## [What you should do]
All of the data should be output character for character, except the pictures.

--------------------

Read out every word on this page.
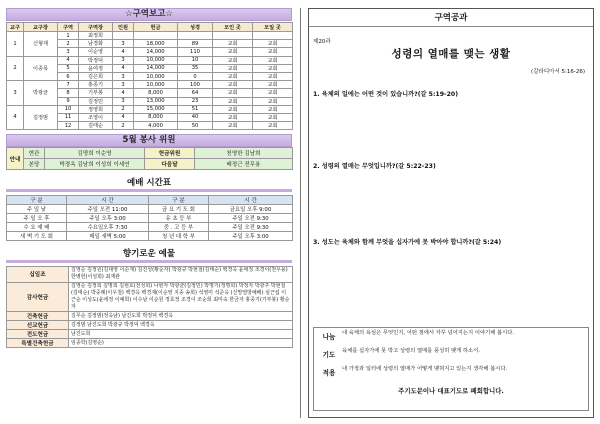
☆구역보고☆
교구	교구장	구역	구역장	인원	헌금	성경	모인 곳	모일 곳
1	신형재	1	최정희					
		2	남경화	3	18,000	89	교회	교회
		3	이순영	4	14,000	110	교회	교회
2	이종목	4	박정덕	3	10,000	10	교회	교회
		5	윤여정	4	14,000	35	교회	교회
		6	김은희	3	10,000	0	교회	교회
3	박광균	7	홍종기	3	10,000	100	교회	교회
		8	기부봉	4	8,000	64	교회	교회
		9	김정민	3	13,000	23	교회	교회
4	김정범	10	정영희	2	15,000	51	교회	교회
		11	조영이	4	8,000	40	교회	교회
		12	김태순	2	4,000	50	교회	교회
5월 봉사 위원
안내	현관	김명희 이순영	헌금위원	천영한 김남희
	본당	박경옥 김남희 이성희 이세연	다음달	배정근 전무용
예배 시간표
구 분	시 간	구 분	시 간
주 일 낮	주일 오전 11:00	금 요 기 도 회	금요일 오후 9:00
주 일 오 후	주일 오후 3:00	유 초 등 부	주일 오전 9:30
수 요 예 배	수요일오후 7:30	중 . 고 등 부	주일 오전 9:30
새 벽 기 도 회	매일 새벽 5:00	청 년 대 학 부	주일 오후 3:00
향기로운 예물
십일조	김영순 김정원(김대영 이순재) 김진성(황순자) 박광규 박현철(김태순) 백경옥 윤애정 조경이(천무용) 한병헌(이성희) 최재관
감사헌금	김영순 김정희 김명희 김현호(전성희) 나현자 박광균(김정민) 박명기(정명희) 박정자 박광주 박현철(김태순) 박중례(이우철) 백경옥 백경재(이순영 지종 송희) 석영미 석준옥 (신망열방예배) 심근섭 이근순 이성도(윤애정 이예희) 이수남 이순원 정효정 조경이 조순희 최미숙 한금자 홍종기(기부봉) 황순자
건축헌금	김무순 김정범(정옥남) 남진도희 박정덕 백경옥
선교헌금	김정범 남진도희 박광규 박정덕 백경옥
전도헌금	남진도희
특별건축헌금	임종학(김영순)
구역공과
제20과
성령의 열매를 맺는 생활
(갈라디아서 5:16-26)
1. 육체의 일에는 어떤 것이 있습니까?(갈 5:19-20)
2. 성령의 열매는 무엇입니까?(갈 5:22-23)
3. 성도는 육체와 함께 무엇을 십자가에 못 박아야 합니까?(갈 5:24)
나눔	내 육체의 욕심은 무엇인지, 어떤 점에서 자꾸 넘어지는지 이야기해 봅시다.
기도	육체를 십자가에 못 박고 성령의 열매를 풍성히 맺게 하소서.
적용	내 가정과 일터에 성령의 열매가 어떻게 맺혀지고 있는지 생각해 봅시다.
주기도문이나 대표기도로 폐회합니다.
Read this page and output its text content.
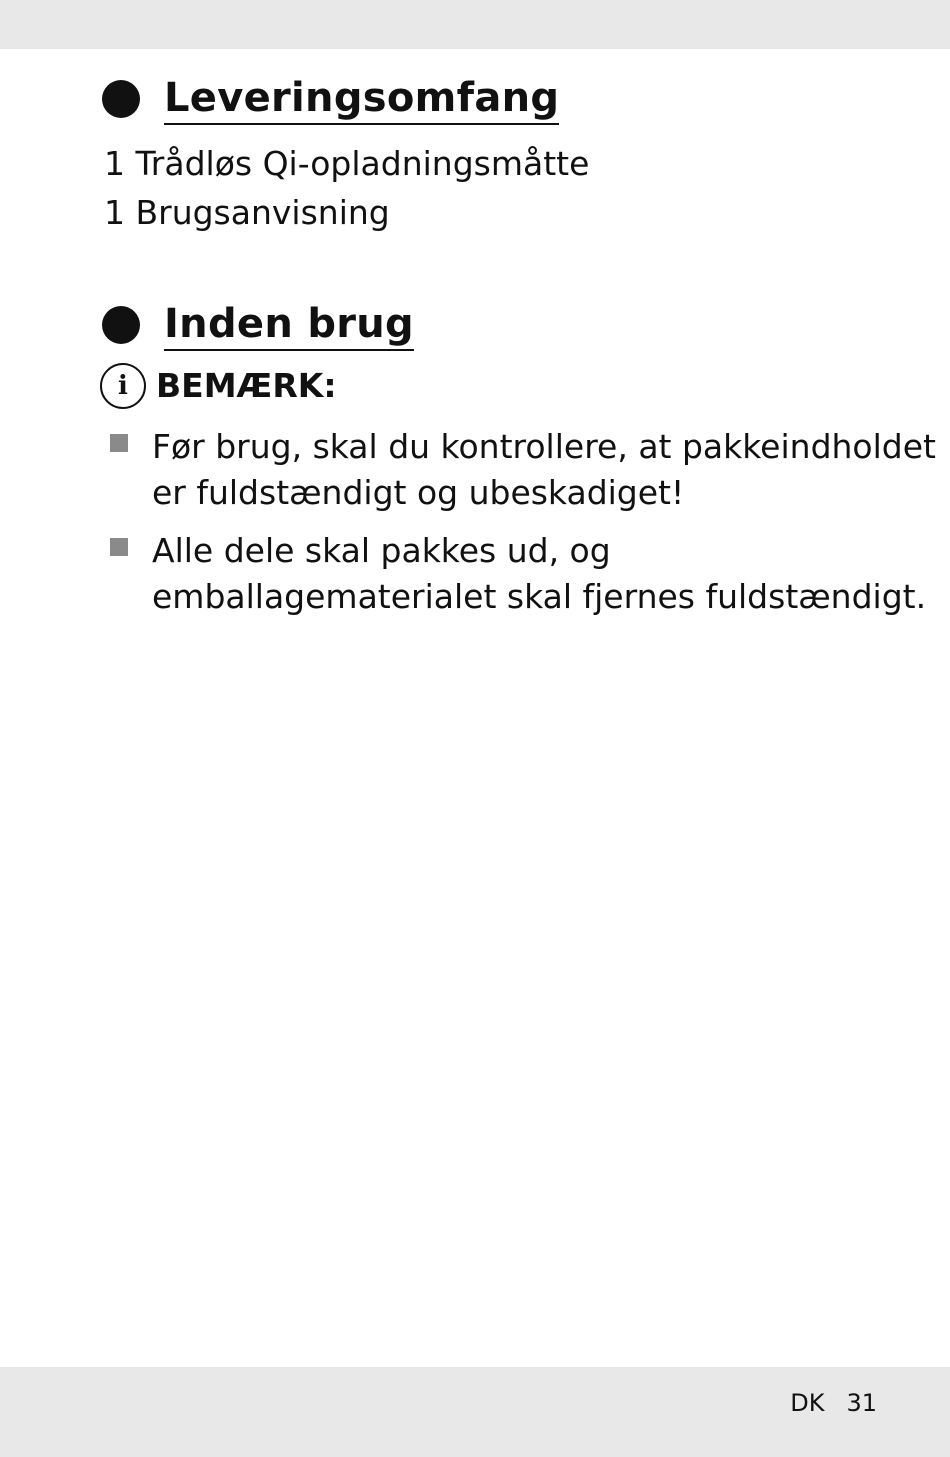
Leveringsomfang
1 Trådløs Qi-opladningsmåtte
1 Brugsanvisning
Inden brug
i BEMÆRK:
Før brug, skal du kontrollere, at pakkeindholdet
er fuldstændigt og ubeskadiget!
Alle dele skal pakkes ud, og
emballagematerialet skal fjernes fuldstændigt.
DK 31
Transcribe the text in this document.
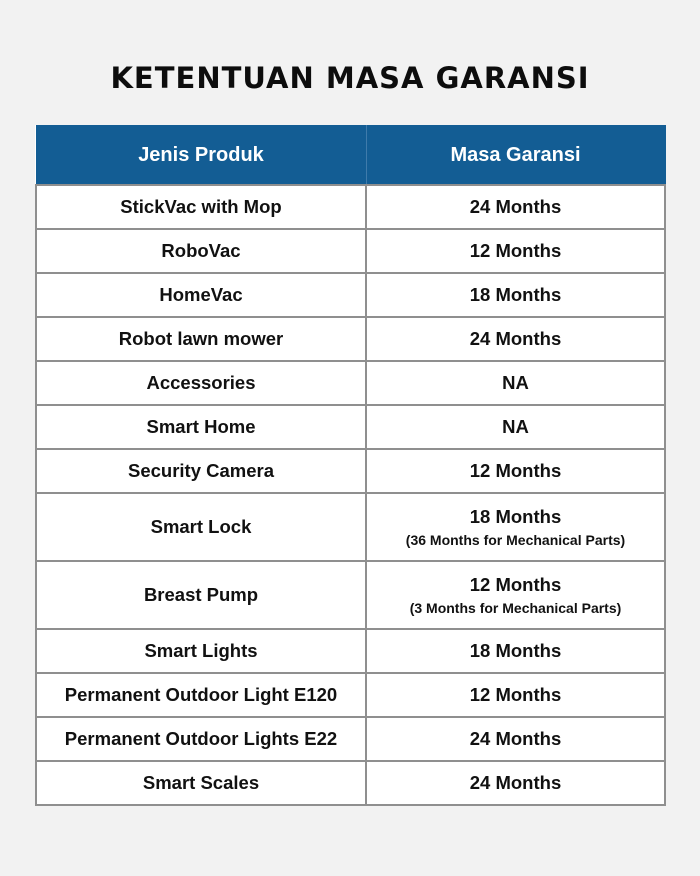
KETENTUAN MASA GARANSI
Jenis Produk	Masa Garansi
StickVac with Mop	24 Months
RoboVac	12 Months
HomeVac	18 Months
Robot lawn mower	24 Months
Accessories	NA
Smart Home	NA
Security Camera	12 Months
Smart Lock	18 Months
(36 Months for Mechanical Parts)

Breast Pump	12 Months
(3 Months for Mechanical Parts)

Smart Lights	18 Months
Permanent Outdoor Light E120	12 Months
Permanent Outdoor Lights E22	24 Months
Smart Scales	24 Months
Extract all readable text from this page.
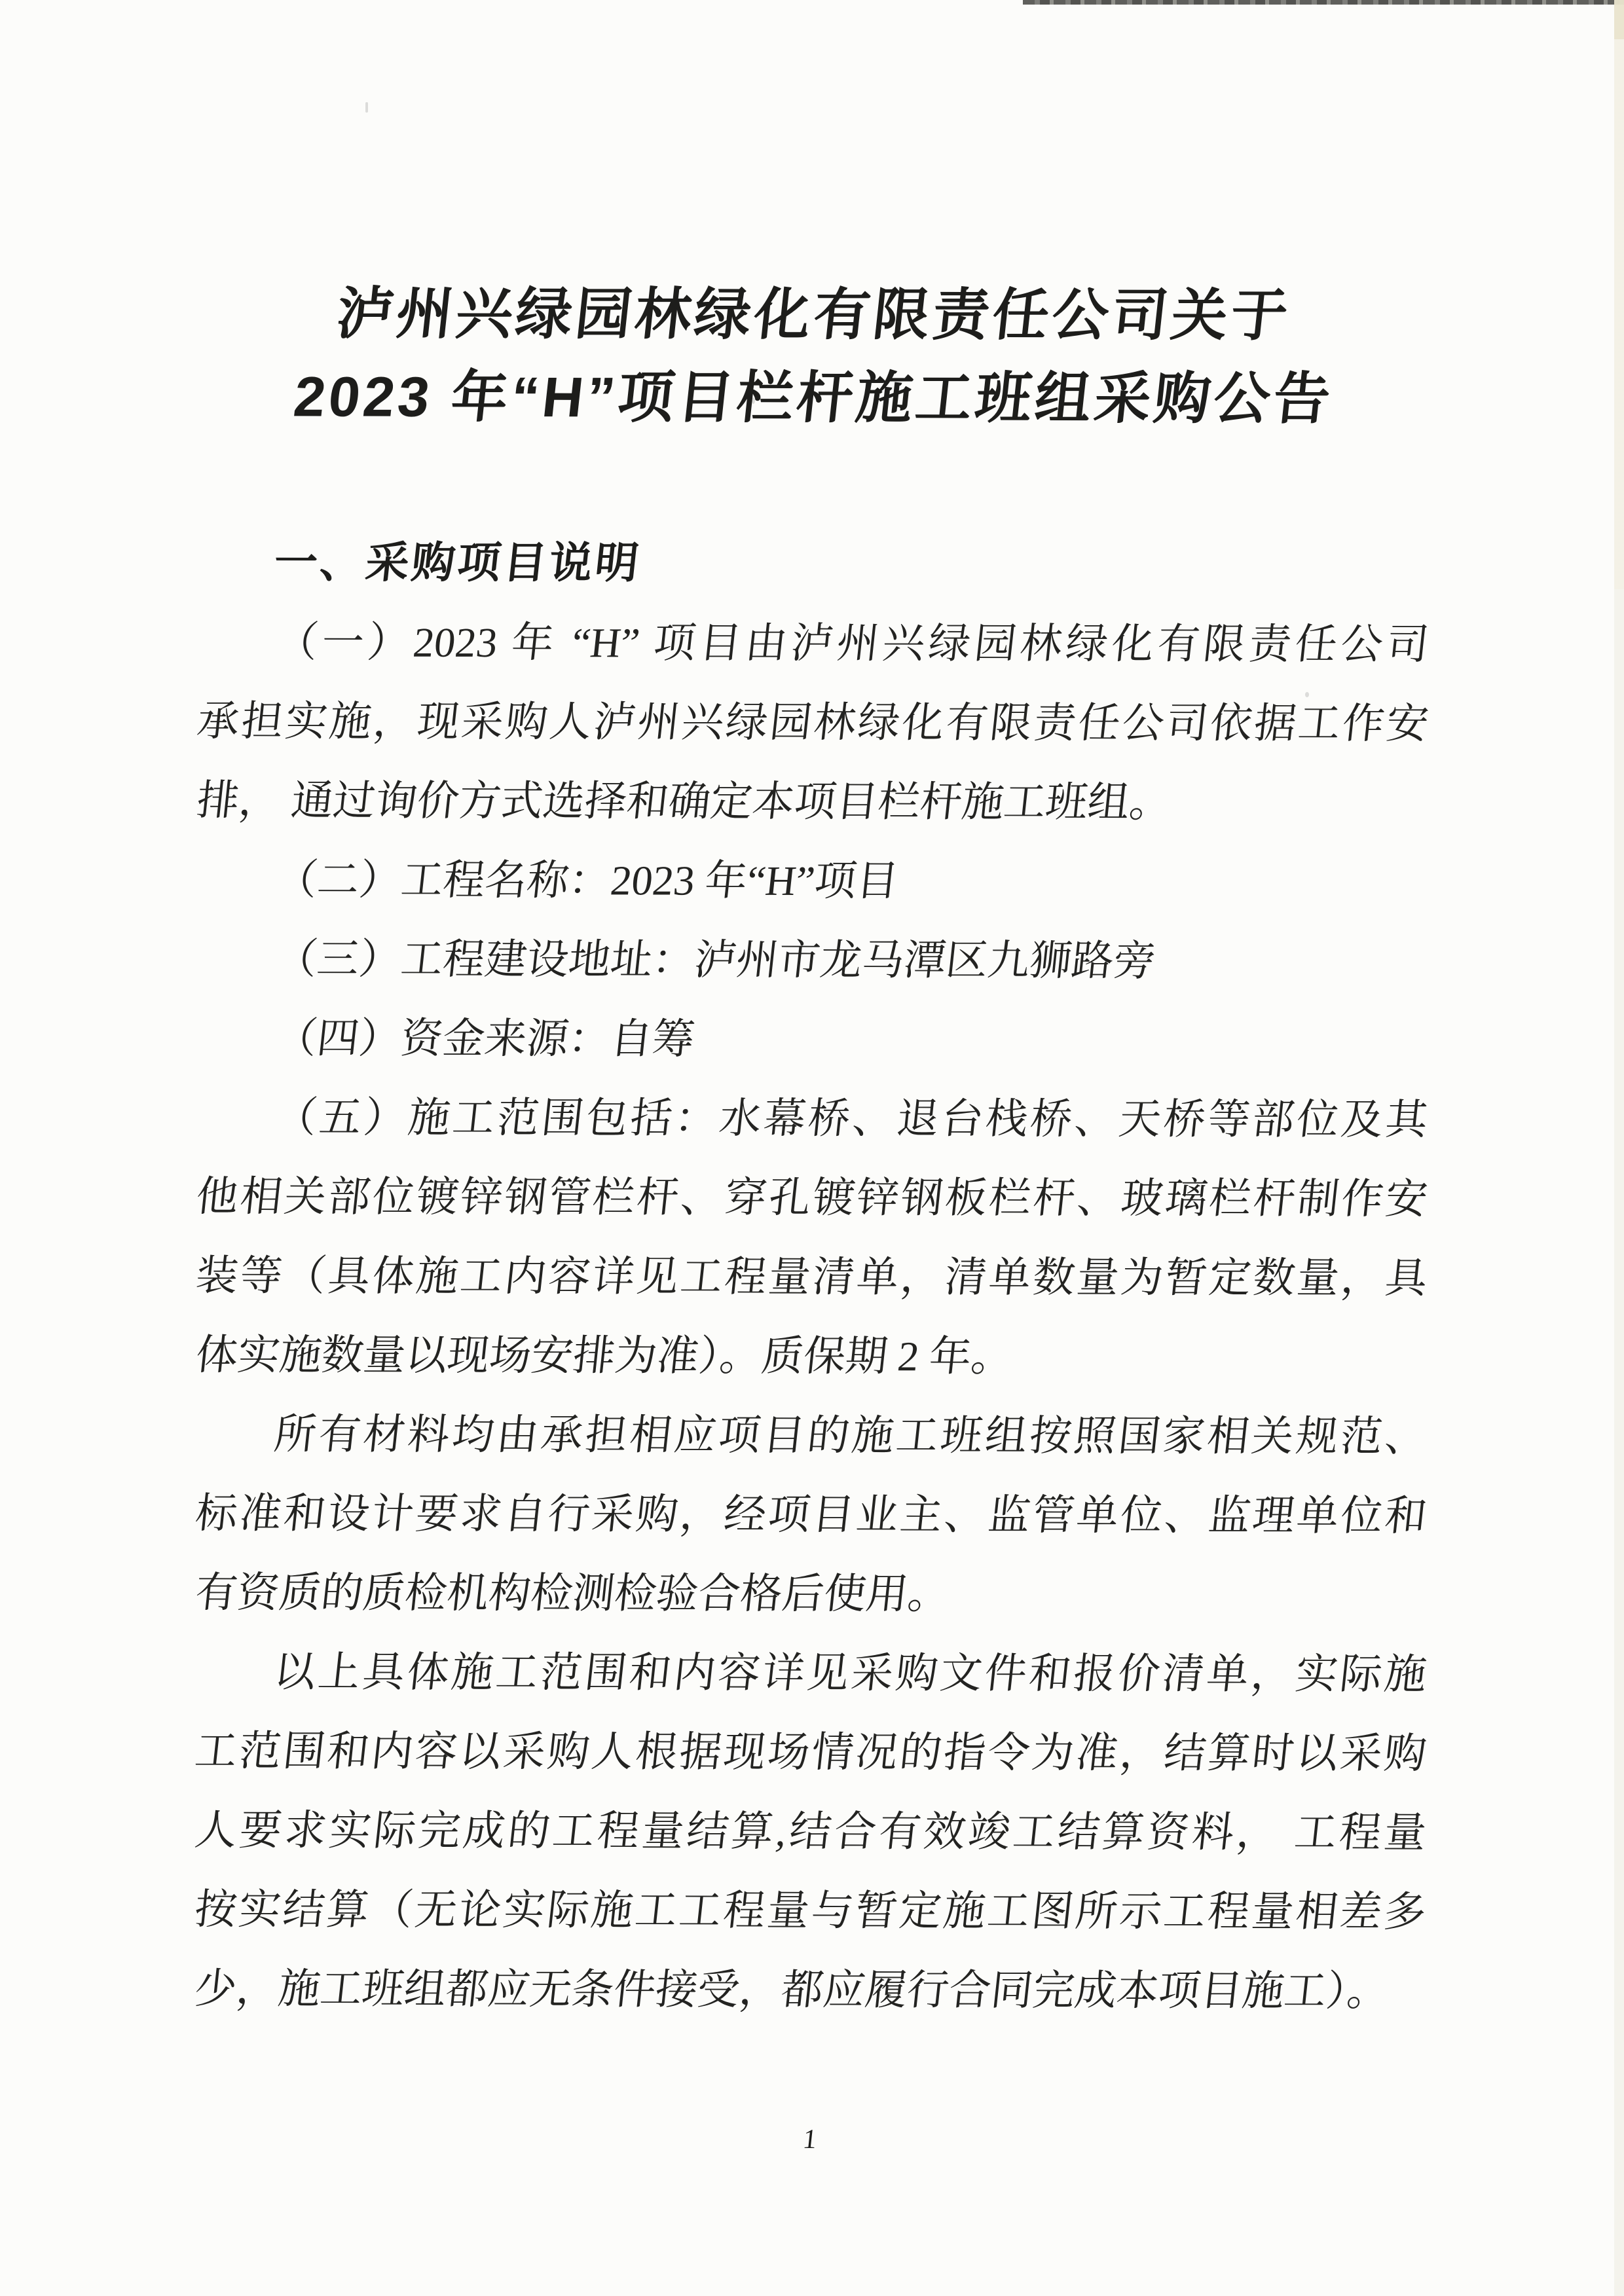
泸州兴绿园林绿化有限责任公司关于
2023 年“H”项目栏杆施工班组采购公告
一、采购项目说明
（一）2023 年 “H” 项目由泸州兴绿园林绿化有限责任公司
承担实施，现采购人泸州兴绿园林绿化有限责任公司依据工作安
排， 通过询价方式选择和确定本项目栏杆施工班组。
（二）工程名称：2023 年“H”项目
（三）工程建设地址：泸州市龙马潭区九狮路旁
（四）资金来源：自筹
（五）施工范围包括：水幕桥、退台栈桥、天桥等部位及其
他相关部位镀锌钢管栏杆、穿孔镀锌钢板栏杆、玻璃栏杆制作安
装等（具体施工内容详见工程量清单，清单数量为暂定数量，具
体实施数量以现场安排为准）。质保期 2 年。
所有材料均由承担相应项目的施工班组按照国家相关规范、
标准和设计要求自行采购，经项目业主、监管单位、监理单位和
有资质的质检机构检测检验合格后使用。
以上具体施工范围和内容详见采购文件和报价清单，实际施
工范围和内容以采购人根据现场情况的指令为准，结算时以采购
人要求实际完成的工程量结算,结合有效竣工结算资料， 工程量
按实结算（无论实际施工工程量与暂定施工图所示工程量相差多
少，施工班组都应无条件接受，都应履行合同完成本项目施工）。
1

--------------------

## [Response to this exercise]
Read out every word on this page.
☆구역보고☆
교구	교구장	구역	구역장	인원	헌금	성경	모인 곳	모일 곳
1	신형재	1	최정희					
		2	남경화	3	18,000	89	교회	교회
		3	이순영	4	14,000	110	교회	교회
2	이종목	4	박정덕	3	10,000	10	교회	교회
		5	윤여정	4	14,000	35	교회	교회
		6	김은희	3	10,000	0	교회	교회
3	박광균	7	홍종기	3	10,000	100	교회	교회
		8	기부봉	4	8,000	64	교회	교회
		9	김정민	3	13,000	23	교회	교회
4	김정범	10	정영희	2	15,000	51	교회	교회
		11	조영이	4	8,000	40	교회	교회
		12	김태순	2	4,000	50	교회	교회
5월 봉사 위원
안내	현관	김명희 이순영	헌금위원	천영한 김남희
	본당	박경옥 김남희 이성희 이세연	다음달	배정근 전무용
예배 시간표
구 분	시 간	구 분	시 간
주 일 낮	주일 오전 11:00	금 요 기 도 회	금요일 오후 9:00
주 일 오 후	주일 오후 3:00	유 초 등 부	주일 오전 9:30
수 요 예 배	수요일오후 7:30	중 . 고 등 부	주일 오전 9:30
새 벽 기 도 회	매일 새벽 5:00	청 년 대 학 부	주일 오후 3:00
향기로운 예물
십일조	김영순 김정원(김대영 이순재) 김진성(황순자) 박광규 박현철(김태순) 백경옥 윤애정 조경이(천무용) 한병헌(이성희) 최재관
감사헌금	김영순 김정희 김명희 김현호(전성희) 나현자 박광균(김정민) 박명기(정명희) 박정자 박광주 박현철(김태순) 박중례(이우철) 백경옥 백경재(이순영 지종 송희) 석영미 석준옥 (신망열방예배) 심근섭 이근순 이성도(윤애정 이예희) 이수남 이순원 정효정 조경이 조순희 최미숙 한금자 홍종기(기부봉) 황순자
건축헌금	김무순 김정범(정옥남) 남진도희 박정덕 백경옥
선교헌금	김정범 남진도희 박광규 박정덕 백경옥
전도헌금	남진도희
특별건축헌금	임종학(김영순)
구역공과
제20과
성령의 열매를 맺는 생활
(갈라디아서 5:16-26)
1. 육체의 일에는 어떤 것이 있습니까?(갈 5:19-20)
2. 성령의 열매는 무엇입니까?(갈 5:22-23)
3. 성도는 육체와 함께 무엇을 십자가에 못 박아야 합니까?(갈 5:24)
나눔	내 육체의 욕심은 무엇인지, 어떤 점에서 자꾸 넘어지는지 이야기해 봅시다.
기도	육체를 십자가에 못 박고 성령의 열매를 풍성히 맺게 하소서.
적용	내 가정과 일터에 성령의 열매가 어떻게 맺혀지고 있는지 생각해 봅시다.
주기도문이나 대표기도로 폐회합니다.
Read this page and output its text content.
Leveringsomfang
1 Trådløs Qi-opladningsmåtte
1 Brugsanvisning
Inden brug
i BEMÆRK:
Før brug, skal du kontrollere, at pakkeindholdet
er fuldstændigt og ubeskadiget!
Alle dele skal pakkes ud, og
emballagematerialet skal fjernes fuldstændigt.
DK 31
Transcribe the text in this document.
KETENTUAN MASA GARANSI
Jenis Produk	Masa Garansi
StickVac with Mop	24 Months
RoboVac	12 Months
HomeVac	18 Months
Robot lawn mower	24 Months
Accessories	NA
Smart Home	NA
Security Camera	12 Months
Smart Lock	18 Months
(36 Months for Mechanical Parts)

Breast Pump	12 Months
(3 Months for Mechanical Parts)

Smart Lights	18 Months
Permanent Outdoor Light E120	12 Months
Permanent Outdoor Lights E22	24 Months
Smart Scales	24 Months
Extract all readable text from this page.
泸州兴绿园林绿化有限责任公司关于
2023 年“H”项目栏杆施工班组采购公告
一、采购项目说明
（一）2023 年 “H” 项目由泸州兴绿园林绿化有限责任公司
承担实施，现采购人泸州兴绿园林绿化有限责任公司依据工作安
排， 通过询价方式选择和确定本项目栏杆施工班组。
（二）工程名称：2023 年“H”项目
（三）工程建设地址：泸州市龙马潭区九狮路旁
（四）资金来源：自筹
（五）施工范围包括：水幕桥、退台栈桥、天桥等部位及其
他相关部位镀锌钢管栏杆、穿孔镀锌钢板栏杆、玻璃栏杆制作安
装等（具体施工内容详见工程量清单，清单数量为暂定数量，具
体实施数量以现场安排为准）。质保期 2 年。
所有材料均由承担相应项目的施工班组按照国家相关规范、
标准和设计要求自行采购，经项目业主、监管单位、监理单位和
有资质的质检机构检测检验合格后使用。
以上具体施工范围和内容详见采购文件和报价清单，实际施
工范围和内容以采购人根据现场情况的指令为准，结算时以采购
人要求实际完成的工程量结算,结合有效竣工结算资料， 工程量
按实结算（无论实际施工工程量与暂定施工图所示工程量相差多
少，施工班组都应无条件接受，都应履行合同完成本项目施工）。
1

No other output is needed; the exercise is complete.